__Your task__
Reproduce each line of the material precisely.

-- Start of Supplied records --

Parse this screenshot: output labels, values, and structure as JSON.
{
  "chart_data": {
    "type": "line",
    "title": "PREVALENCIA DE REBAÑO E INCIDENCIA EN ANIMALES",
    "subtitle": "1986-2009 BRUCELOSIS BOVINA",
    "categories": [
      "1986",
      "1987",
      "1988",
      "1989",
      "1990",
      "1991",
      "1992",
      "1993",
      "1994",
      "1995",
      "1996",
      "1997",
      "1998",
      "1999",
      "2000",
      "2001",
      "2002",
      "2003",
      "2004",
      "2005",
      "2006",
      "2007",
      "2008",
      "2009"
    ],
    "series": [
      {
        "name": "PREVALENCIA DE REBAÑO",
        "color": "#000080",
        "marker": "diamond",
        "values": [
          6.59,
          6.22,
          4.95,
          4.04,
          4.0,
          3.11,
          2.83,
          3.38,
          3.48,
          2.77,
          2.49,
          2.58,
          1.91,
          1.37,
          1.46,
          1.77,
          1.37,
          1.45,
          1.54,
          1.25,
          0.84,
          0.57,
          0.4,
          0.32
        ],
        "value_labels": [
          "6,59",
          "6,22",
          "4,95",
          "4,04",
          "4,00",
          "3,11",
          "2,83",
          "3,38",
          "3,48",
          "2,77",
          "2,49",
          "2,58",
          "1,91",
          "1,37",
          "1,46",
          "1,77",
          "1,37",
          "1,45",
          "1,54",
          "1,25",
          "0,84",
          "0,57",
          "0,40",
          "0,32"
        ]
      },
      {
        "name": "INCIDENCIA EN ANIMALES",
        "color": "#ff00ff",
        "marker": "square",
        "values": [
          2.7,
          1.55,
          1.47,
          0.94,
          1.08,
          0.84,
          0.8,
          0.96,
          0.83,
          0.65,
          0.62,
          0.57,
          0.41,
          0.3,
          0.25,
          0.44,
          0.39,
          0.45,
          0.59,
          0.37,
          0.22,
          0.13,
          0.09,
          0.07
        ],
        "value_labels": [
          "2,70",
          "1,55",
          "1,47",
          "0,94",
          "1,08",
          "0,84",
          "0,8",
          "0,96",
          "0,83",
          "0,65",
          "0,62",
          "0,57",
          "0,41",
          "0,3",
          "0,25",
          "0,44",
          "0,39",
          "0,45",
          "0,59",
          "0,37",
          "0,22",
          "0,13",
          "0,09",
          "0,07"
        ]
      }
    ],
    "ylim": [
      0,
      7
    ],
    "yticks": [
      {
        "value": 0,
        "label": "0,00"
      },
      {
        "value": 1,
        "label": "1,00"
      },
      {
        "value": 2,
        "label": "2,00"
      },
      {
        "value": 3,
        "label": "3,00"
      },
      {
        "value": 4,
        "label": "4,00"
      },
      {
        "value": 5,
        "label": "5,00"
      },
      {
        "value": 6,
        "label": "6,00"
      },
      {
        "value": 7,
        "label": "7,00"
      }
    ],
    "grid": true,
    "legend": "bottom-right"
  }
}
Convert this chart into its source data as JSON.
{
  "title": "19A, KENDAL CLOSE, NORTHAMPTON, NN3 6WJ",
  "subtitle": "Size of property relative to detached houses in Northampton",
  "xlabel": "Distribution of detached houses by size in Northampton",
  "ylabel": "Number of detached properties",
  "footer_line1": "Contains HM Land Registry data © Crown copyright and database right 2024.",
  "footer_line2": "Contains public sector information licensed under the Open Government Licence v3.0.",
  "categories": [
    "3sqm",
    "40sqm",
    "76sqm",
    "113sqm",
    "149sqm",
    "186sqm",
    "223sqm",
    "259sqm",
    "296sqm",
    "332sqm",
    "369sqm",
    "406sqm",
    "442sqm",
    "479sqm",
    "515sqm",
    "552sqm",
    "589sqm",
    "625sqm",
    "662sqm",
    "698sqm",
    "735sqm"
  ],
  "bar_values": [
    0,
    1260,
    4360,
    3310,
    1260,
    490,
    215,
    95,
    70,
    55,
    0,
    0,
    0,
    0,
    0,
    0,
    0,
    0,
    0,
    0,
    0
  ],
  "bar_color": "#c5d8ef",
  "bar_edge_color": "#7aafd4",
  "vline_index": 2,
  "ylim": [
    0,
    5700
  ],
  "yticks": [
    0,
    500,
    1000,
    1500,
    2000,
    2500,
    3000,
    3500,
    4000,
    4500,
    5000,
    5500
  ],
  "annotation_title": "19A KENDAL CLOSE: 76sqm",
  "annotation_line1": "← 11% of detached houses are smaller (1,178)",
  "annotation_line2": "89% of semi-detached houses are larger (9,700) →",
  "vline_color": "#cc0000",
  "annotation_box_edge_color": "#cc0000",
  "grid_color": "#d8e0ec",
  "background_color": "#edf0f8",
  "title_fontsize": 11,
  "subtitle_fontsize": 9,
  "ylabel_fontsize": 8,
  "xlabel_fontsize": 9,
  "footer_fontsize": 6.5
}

-- End of Supplied records --

__Written reply__
Parse this screenshot: output labels, values, and structure as JSON.
{
  "chart_data": {
    "type": "line",
    "title": "PREVALENCIA DE REBAÑO E INCIDENCIA EN ANIMALES",
    "subtitle": "1986-2009 BRUCELOSIS BOVINA",
    "categories": [
      "1986",
      "1987",
      "1988",
      "1989",
      "1990",
      "1991",
      "1992",
      "1993",
      "1994",
      "1995",
      "1996",
      "1997",
      "1998",
      "1999",
      "2000",
      "2001",
      "2002",
      "2003",
      "2004",
      "2005",
      "2006",
      "2007",
      "2008",
      "2009"
    ],
    "series": [
      {
        "name": "PREVALENCIA DE REBAÑO",
        "color": "#000080",
        "marker": "diamond",
        "values": [
          6.59,
          6.22,
          4.95,
          4.04,
          4.0,
          3.11,
          2.83,
          3.38,
          3.48,
          2.77,
          2.49,
          2.58,
          1.91,
          1.37,
          1.46,
          1.77,
          1.37,
          1.45,
          1.54,
          1.25,
          0.84,
          0.57,
          0.4,
          0.32
        ],
        "value_labels": [
          "6,59",
          "6,22",
          "4,95",
          "4,04",
          "4,00",
          "3,11",
          "2,83",
          "3,38",
          "3,48",
          "2,77",
          "2,49",
          "2,58",
          "1,91",
          "1,37",
          "1,46",
          "1,77",
          "1,37",
          "1,45",
          "1,54",
          "1,25",
          "0,84",
          "0,57",
          "0,40",
          "0,32"
        ]
      },
      {
        "name": "INCIDENCIA EN ANIMALES",
        "color": "#ff00ff",
        "marker": "square",
        "values": [
          2.7,
          1.55,
          1.47,
          0.94,
          1.08,
          0.84,
          0.8,
          0.96,
          0.83,
          0.65,
          0.62,
          0.57,
          0.41,
          0.3,
          0.25,
          0.44,
          0.39,
          0.45,
          0.59,
          0.37,
          0.22,
          0.13,
          0.09,
          0.07
        ],
        "value_labels": [
          "2,70",
          "1,55",
          "1,47",
          "0,94",
          "1,08",
          "0,84",
          "0,8",
          "0,96",
          "0,83",
          "0,65",
          "0,62",
          "0,57",
          "0,41",
          "0,3",
          "0,25",
          "0,44",
          "0,39",
          "0,45",
          "0,59",
          "0,37",
          "0,22",
          "0,13",
          "0,09",
          "0,07"
        ]
      }
    ],
    "ylim": [
      0,
      7
    ],
    "yticks": [
      {
        "value": 0,
        "label": "0,00"
      },
      {
        "value": 1,
        "label": "1,00"
      },
      {
        "value": 2,
        "label": "2,00"
      },
      {
        "value": 3,
        "label": "3,00"
      },
      {
        "value": 4,
        "label": "4,00"
      },
      {
        "value": 5,
        "label": "5,00"
      },
      {
        "value": 6,
        "label": "6,00"
      },
      {
        "value": 7,
        "label": "7,00"
      }
    ],
    "grid": true,
    "legend": "bottom-right"
  }
}
Convert this chart into its source data as JSON.
{
  "title": "19A, KENDAL CLOSE, NORTHAMPTON, NN3 6WJ",
  "subtitle": "Size of property relative to detached houses in Northampton",
  "xlabel": "Distribution of detached houses by size in Northampton",
  "ylabel": "Number of detached properties",
  "footer_line1": "Contains HM Land Registry data © Crown copyright and database right 2024.",
  "footer_line2": "Contains public sector information licensed under the Open Government Licence v3.0.",
  "categories": [
    "3sqm",
    "40sqm",
    "76sqm",
    "113sqm",
    "149sqm",
    "186sqm",
    "223sqm",
    "259sqm",
    "296sqm",
    "332sqm",
    "369sqm",
    "406sqm",
    "442sqm",
    "479sqm",
    "515sqm",
    "552sqm",
    "589sqm",
    "625sqm",
    "662sqm",
    "698sqm",
    "735sqm"
  ],
  "bar_values": [
    0,
    1260,
    4360,
    3310,
    1260,
    490,
    215,
    95,
    70,
    55,
    0,
    0,
    0,
    0,
    0,
    0,
    0,
    0,
    0,
    0,
    0
  ],
  "bar_color": "#c5d8ef",
  "bar_edge_color": "#7aafd4",
  "vline_index": 2,
  "ylim": [
    0,
    5700
  ],
  "yticks": [
    0,
    500,
    1000,
    1500,
    2000,
    2500,
    3000,
    3500,
    4000,
    4500,
    5000,
    5500
  ],
  "annotation_title": "19A KENDAL CLOSE: 76sqm",
  "annotation_line1": "← 11% of detached houses are smaller (1,178)",
  "annotation_line2": "89% of semi-detached houses are larger (9,700) →",
  "vline_color": "#cc0000",
  "annotation_box_edge_color": "#cc0000",
  "grid_color": "#d8e0ec",
  "background_color": "#edf0f8",
  "title_fontsize": 11,
  "subtitle_fontsize": 9,
  "ylabel_fontsize": 8,
  "xlabel_fontsize": 9,
  "footer_fontsize": 6.5
}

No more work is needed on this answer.